[Items listed in a dataset]

* BEGIN *

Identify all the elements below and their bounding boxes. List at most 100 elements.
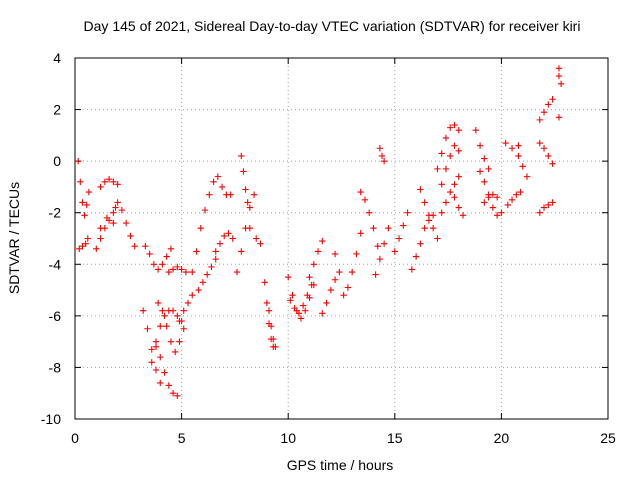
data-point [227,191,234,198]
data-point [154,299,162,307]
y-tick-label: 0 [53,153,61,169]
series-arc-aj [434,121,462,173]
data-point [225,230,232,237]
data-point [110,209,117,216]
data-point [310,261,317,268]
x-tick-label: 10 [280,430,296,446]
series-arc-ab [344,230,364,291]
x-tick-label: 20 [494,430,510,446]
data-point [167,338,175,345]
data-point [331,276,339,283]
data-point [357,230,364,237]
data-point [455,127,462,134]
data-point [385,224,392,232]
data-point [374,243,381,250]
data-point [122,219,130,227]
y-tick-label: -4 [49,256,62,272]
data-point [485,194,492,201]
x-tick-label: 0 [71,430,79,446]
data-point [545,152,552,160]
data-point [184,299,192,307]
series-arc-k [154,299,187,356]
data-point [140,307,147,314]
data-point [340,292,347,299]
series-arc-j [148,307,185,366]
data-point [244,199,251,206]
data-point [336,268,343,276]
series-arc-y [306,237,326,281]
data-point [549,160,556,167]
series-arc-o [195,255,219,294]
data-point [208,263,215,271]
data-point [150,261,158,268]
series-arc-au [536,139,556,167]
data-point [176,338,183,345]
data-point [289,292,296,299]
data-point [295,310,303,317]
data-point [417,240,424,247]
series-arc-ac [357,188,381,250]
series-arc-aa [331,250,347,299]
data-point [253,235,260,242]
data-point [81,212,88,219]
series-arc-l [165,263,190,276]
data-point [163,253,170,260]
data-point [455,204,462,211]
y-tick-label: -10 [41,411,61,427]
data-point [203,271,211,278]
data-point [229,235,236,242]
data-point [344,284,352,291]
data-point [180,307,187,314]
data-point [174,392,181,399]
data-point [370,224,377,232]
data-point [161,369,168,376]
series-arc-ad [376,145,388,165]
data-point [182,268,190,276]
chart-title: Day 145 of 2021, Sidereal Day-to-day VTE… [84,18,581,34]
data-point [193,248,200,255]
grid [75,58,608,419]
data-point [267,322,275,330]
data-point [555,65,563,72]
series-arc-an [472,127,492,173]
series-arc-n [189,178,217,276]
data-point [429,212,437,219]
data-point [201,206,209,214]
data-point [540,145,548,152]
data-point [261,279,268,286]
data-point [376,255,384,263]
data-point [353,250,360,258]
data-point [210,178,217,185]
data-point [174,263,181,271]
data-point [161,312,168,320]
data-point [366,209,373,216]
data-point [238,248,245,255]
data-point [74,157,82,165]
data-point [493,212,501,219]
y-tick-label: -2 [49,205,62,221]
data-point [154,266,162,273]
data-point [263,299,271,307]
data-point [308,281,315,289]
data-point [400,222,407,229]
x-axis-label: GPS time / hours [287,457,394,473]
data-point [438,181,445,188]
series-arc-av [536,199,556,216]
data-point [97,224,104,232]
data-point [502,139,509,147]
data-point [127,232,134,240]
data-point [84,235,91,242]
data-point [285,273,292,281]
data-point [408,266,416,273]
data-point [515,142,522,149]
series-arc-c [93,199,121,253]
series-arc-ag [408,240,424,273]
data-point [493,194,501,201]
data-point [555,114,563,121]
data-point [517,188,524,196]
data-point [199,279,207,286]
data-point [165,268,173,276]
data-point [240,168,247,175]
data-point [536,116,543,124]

* END *

Please give the material again with every "data-point" replaced by "marker", leaving everything else unchanged and omitting the pictures.

- Result of the task:
Identify all the elements below and their bounding boxes. List at most 100 elements.
marker [227,191,234,198]
marker [154,299,162,307]
y-tick-label: 0 [53,153,61,169]
series-arc-aj [434,121,462,173]
marker [225,230,232,237]
marker [110,209,117,216]
marker [310,261,317,268]
x-tick-label: 10 [280,430,296,446]
series-arc-ab [344,230,364,291]
x-tick-label: 20 [494,430,510,446]
marker [167,338,175,345]
marker [331,276,339,283]
marker [357,230,364,237]
marker [455,127,462,134]
marker [385,224,392,232]
marker [374,243,381,250]
marker [122,219,130,227]
y-tick-label: -4 [49,256,62,272]
marker [485,194,492,201]
x-tick-label: 0 [71,430,79,446]
marker [545,152,552,160]
marker [184,299,192,307]
series-arc-k [154,299,187,356]
marker [140,307,147,314]
marker [340,292,347,299]
series-arc-j [148,307,185,366]
marker [244,199,251,206]
marker [336,268,343,276]
series-arc-y [306,237,326,281]
marker [549,160,556,167]
series-arc-o [195,255,219,294]
marker [208,263,215,271]
marker [150,261,158,268]
series-arc-au [536,139,556,167]
marker [176,338,183,345]
marker [289,292,296,299]
marker [295,310,303,317]
marker [417,240,424,247]
series-arc-ac [357,188,381,250]
series-arc-aa [331,250,347,299]
marker [253,235,260,242]
marker [81,212,88,219]
series-arc-l [165,263,190,276]
marker [163,253,170,260]
marker [455,204,462,211]
y-tick-label: -10 [41,411,61,427]
marker [203,271,211,278]
marker [229,235,236,242]
marker [344,284,352,291]
marker [180,307,187,314]
marker [174,392,181,399]
marker [370,224,377,232]
marker [161,369,168,376]
series-arc-ad [376,145,388,165]
marker [182,268,190,276]
chart-title: Day 145 of 2021, Sidereal Day-to-day VTE… [84,18,581,34]
marker [193,248,200,255]
grid [75,58,608,419]
marker [267,322,275,330]
marker [555,65,563,72]
series-arc-an [472,127,492,173]
series-arc-n [189,178,217,276]
marker [429,212,437,219]
marker [201,206,209,214]
marker [540,145,548,152]
marker [261,279,268,286]
marker [376,255,384,263]
marker [353,250,360,258]
marker [210,178,217,185]
marker [174,263,181,271]
marker [161,312,168,320]
marker [366,209,373,216]
marker [238,248,245,255]
marker [74,157,82,165]
marker [493,212,501,219]
y-tick-label: -2 [49,205,62,221]
marker [154,266,162,273]
marker [263,299,271,307]
marker [308,281,315,289]
marker [400,222,407,229]
x-axis-label: GPS time / hours [287,457,394,473]
marker [438,181,445,188]
series-arc-av [536,199,556,216]
marker [97,224,104,232]
marker [502,139,509,147]
marker [127,232,134,240]
marker [84,235,91,242]
marker [285,273,292,281]
marker [408,266,416,273]
marker [515,142,522,149]
series-arc-c [93,199,121,253]
series-arc-ag [408,240,424,273]
marker [493,194,501,201]
marker [555,114,563,121]
marker [517,188,524,196]
marker [199,279,207,286]
marker [165,268,173,276]
marker [240,168,247,175]
marker [536,116,543,124]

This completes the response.